STATED PROBLEM 1: Rewrite the part of the theatre review starting at "Rose Theatre, Kidderminster" and ending at "appear as Freddie.", putting "strong" in place of "fine".
STATED PROBLEM 2: Carry on the review of A Day in the Death of Joe Egg, picking up after its last sentence.

TEXT EXTRACT:
▬▬▬▬▬▬▬▬▬▬
Stars explained: * A production of no real merit with failings in all areas. ** A production showing evidence of not enough time or effort, or even talent, and which never breathes any real life into the piece – or a show lumbered with a terrible script. *** A good enjoyable show which might have some small flaws but has largely achieved what it set out to do.**** An excellent show which shows a great deal of work and stage craft with no noticeable or major flaws.***** A four star show which has found that extra bit of magic which lifts theatre to another plane.
Half stars fall between the ratings

Play still has power to move

A Day in the Death of Joe Egg

The Nonentities

Rose Theatre, Kidderminster

****

ROSS WORKMAN'S fine production found the man in charge unexpectedly on stage on the first night, book in hand but managing admirably without consulting it for much of the time, when Mark Underhill was unable to appear as Freddie.

Freddie is the rich, well-meaning citizen with the most generous of hearts, and he is here because he and his wife Pam have been involved with Sheila in the first night of an amateur theatre company's play.
▬▬▬▬▬▬▬▬▬▬
RECORDS SUPPLIED:

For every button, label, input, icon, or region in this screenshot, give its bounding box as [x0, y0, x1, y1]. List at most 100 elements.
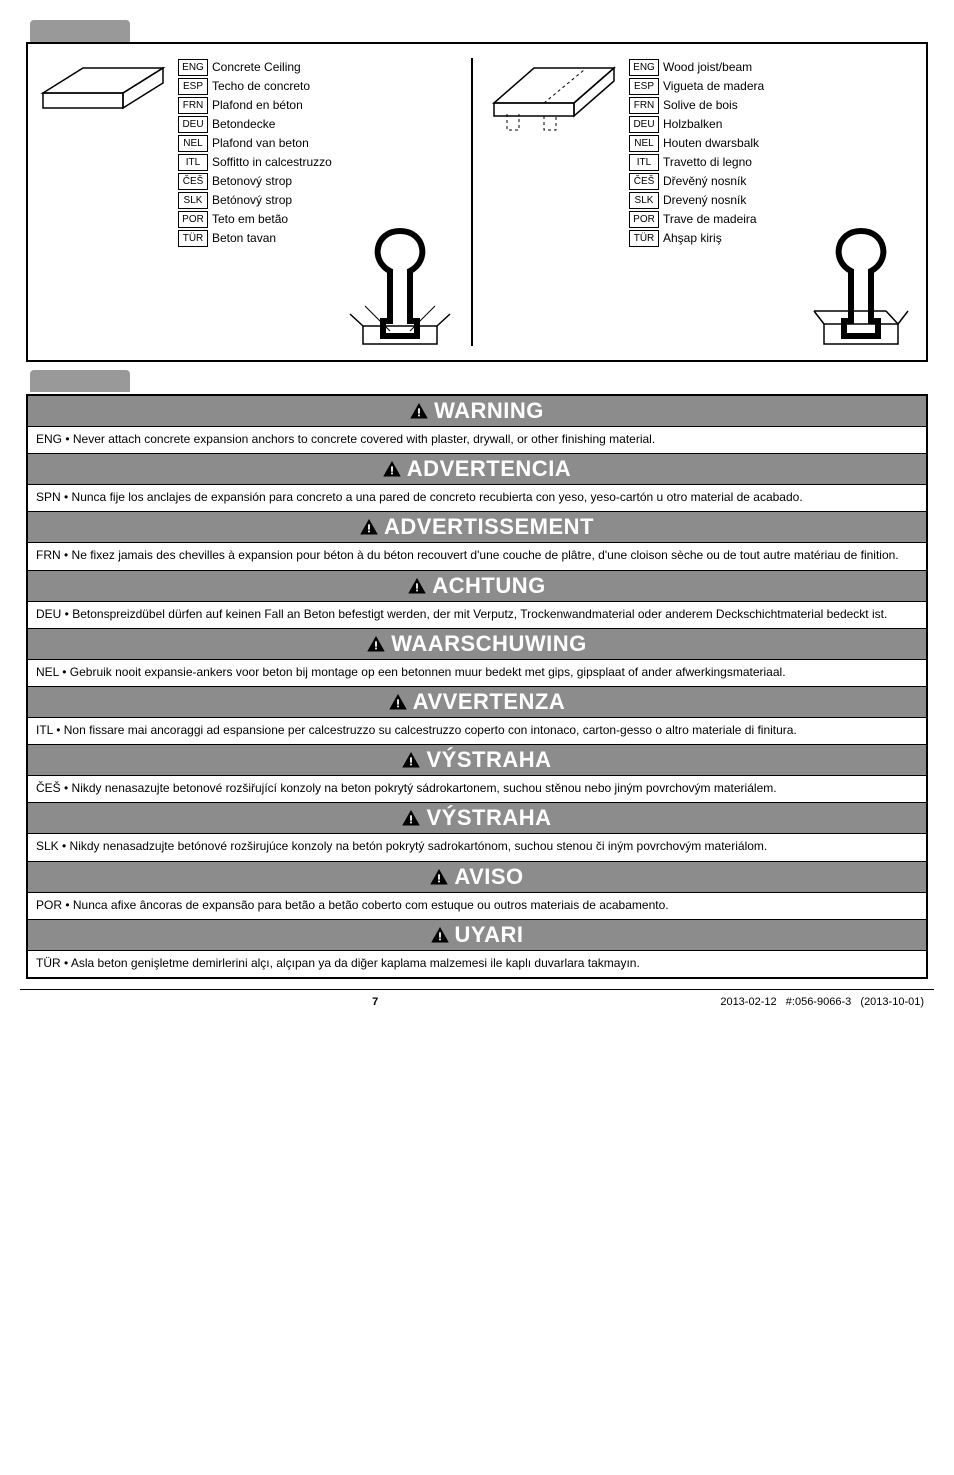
warning-triangle-icon [402, 752, 420, 768]
lang-text: Techo de concreto [212, 77, 310, 95]
lang-code: POR [629, 211, 659, 228]
warning-body: DEU • Betonspreizdübel dürfen auf keinen… [28, 601, 926, 628]
warning-body: SPN • Nunca fije los anclajes de expansi… [28, 484, 926, 511]
lang-text: Betondecke [212, 115, 275, 133]
lang-code: ESP [178, 78, 208, 95]
lang-code: ENG [629, 59, 659, 76]
warning-header: VÝSTRAHA [28, 744, 926, 775]
warning-body: ITL • Non fissare mai ancoraggi ad espan… [28, 717, 926, 744]
warning-header: AVVERTENZA [28, 686, 926, 717]
lang-text: Drevený nosník [663, 191, 746, 209]
lang-code: ČEŠ [178, 173, 208, 190]
lang-row: ČEŠDřevěný nosník [629, 172, 946, 190]
lang-text: Plafond en béton [212, 96, 303, 114]
lang-code: SLK [178, 192, 208, 209]
concrete-slab-icon [38, 58, 168, 148]
lang-code: SLK [629, 192, 659, 209]
lang-text: Solive de bois [663, 96, 738, 114]
warning-body: NEL • Gebruik nooit expansie-ankers voor… [28, 659, 926, 686]
lang-code: POR [178, 211, 208, 228]
lang-code: ITL [629, 154, 659, 171]
warning-triangle-icon [430, 869, 448, 885]
lang-text: Beton tavan [212, 229, 276, 247]
section-tab-top [30, 20, 130, 42]
lang-row: ENGConcrete Ceiling [178, 58, 495, 76]
footer-rev: (2013-10-01) [860, 996, 924, 1008]
footer-page-number: 7 [30, 996, 720, 1008]
lang-code: ČEŠ [629, 173, 659, 190]
warning-title: ACHTUNG [432, 573, 546, 599]
lang-text: Soffitto in calcestruzzo [212, 153, 332, 171]
warning-header: ACHTUNG [28, 570, 926, 601]
joist-anchor-icon [806, 226, 916, 346]
lang-text: Betónový strop [212, 191, 292, 209]
warning-title: UYARI [455, 922, 524, 948]
warning-header: ADVERTISSEMENT [28, 511, 926, 542]
lang-text: Dřevěný nosník [663, 172, 746, 190]
warning-title: VÝSTRAHA [426, 747, 551, 773]
section-tab-warnings [30, 370, 130, 392]
warning-body: TÜR • Asla beton genişletme demirlerini … [28, 950, 926, 977]
warning-header: AVISO [28, 861, 926, 892]
footer-date: 2013-02-12 [720, 996, 776, 1008]
lang-text: Ahşap kiriş [663, 229, 722, 247]
lang-row: ESPTecho de concreto [178, 77, 495, 95]
lang-row: ITLSoffitto in calcestruzzo [178, 153, 495, 171]
lang-text: Vigueta de madera [663, 77, 764, 95]
lang-code: TÜR [178, 230, 208, 247]
concrete-anchor-icon [345, 226, 455, 346]
warning-body: ČEŠ • Nikdy nenasazujte betonové rozšiřu… [28, 775, 926, 802]
warning-title: AVVERTENZA [413, 689, 566, 715]
warning-header: WARNING [28, 396, 926, 426]
joist-anchor-illustration [806, 218, 916, 346]
lang-row: FRNPlafond en béton [178, 96, 495, 114]
lang-text: Betonový strop [212, 172, 292, 190]
footer-doc-info: 2013-02-12 #:056-9066-3 (2013-10-01) [720, 996, 924, 1008]
lang-row: SLKDrevený nosník [629, 191, 946, 209]
lang-text: Travetto di legno [663, 153, 752, 171]
warning-triangle-icon [431, 927, 449, 943]
warning-body: SLK • Nikdy nenasadzujte betónové rozšir… [28, 833, 926, 860]
warning-header: WAARSCHUWING [28, 628, 926, 659]
warning-title: WAARSCHUWING [391, 631, 586, 657]
lang-code: DEU [178, 116, 208, 133]
warning-triangle-icon [408, 578, 426, 594]
lang-row: FRNSolive de bois [629, 96, 946, 114]
warning-triangle-icon [383, 461, 401, 477]
lang-row: ITLTravetto di legno [629, 153, 946, 171]
warning-title: AVISO [454, 864, 523, 890]
warning-title: WARNING [434, 398, 544, 424]
wood-joist-illustration [489, 58, 619, 346]
warning-header: ADVERTENCIA [28, 453, 926, 484]
lang-code: ENG [178, 59, 208, 76]
warning-triangle-icon [402, 810, 420, 826]
divider [471, 58, 473, 346]
lang-text: Teto em betão [212, 210, 288, 228]
page-container: ENGConcrete CeilingESPTecho de concretoF… [20, 20, 934, 1008]
wood-joist-icon [489, 58, 619, 148]
lang-code: NEL [178, 135, 208, 152]
lang-code: NEL [629, 135, 659, 152]
lang-row: ESPVigueta de madera [629, 77, 946, 95]
warning-body: POR • Nunca afixe âncoras de expansão pa… [28, 892, 926, 919]
lang-row: NELHouten dwarsbalk [629, 134, 946, 152]
lang-text: Plafond van beton [212, 134, 309, 152]
lang-text: Concrete Ceiling [212, 58, 301, 76]
lang-row: DEUHolzbalken [629, 115, 946, 133]
warning-title: VÝSTRAHA [426, 805, 551, 831]
warning-triangle-icon [389, 694, 407, 710]
lang-text: Trave de madeira [663, 210, 757, 228]
lang-row: ČEŠBetonový strop [178, 172, 495, 190]
lang-row: NELPlafond van beton [178, 134, 495, 152]
concrete-ceiling-illustration [38, 58, 168, 346]
lang-text: Holzbalken [663, 115, 722, 133]
lang-text: Houten dwarsbalk [663, 134, 759, 152]
lang-code: TÜR [629, 230, 659, 247]
warning-title: ADVERTISSEMENT [384, 514, 594, 540]
warning-body: FRN • Ne fixez jamais des chevilles à ex… [28, 542, 926, 569]
warnings-box: WARNINGENG • Never attach concrete expan… [26, 394, 928, 979]
lang-row: DEUBetondecke [178, 115, 495, 133]
lang-code: DEU [629, 116, 659, 133]
lang-code: FRN [178, 97, 208, 114]
warning-triangle-icon [410, 403, 428, 419]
▬▬▬▬▬▬▬▬▬▬
REPLY 1:
Rose Theatre, Kidderminster

****

ROSS WORKMAN'S strong production found the man in charge unexpectedly on stage on the first night, book in hand but managing admirably without consulting it for much of the time, when Mark Underhill was unable to appear as Freddie.

REPLY 2:
“Here” is not the easiest of places. It is the home of Sheila and Brian and their dreadfully incapacitated daughter, Josephine. Spastic is a word that is not in vogue today, but Peter Nichols wrote his black comedy in 1967, inspired by his experience in looking after his own daughter, and that was the word at the time.

Brian (Richard Taylor) is a teacher, and he launches the production with a veritable seven-minute  tour de force in which the audience becomes his class of unco-operative reprobates and finds itself repeatedly ordered to sit up, eyes front, and put its hands on its head. For Brian, it is a safety valve, just as are the successive near-awful jokes he delivers at home, where another defensive mechanism is to refer to Josephine as Crackpot.

FATHER CONFESSOR

There are intermittent occasions when the audience takes on the role of a father confessor, not only to Brian but to his wife and his mother. There are laughs – unfortunately including some misplaced ones in row G on the first night – that are largely inspired by the almost knockabout idiocy with which Sheila and Brian have built their protective shield against life's harsh reality.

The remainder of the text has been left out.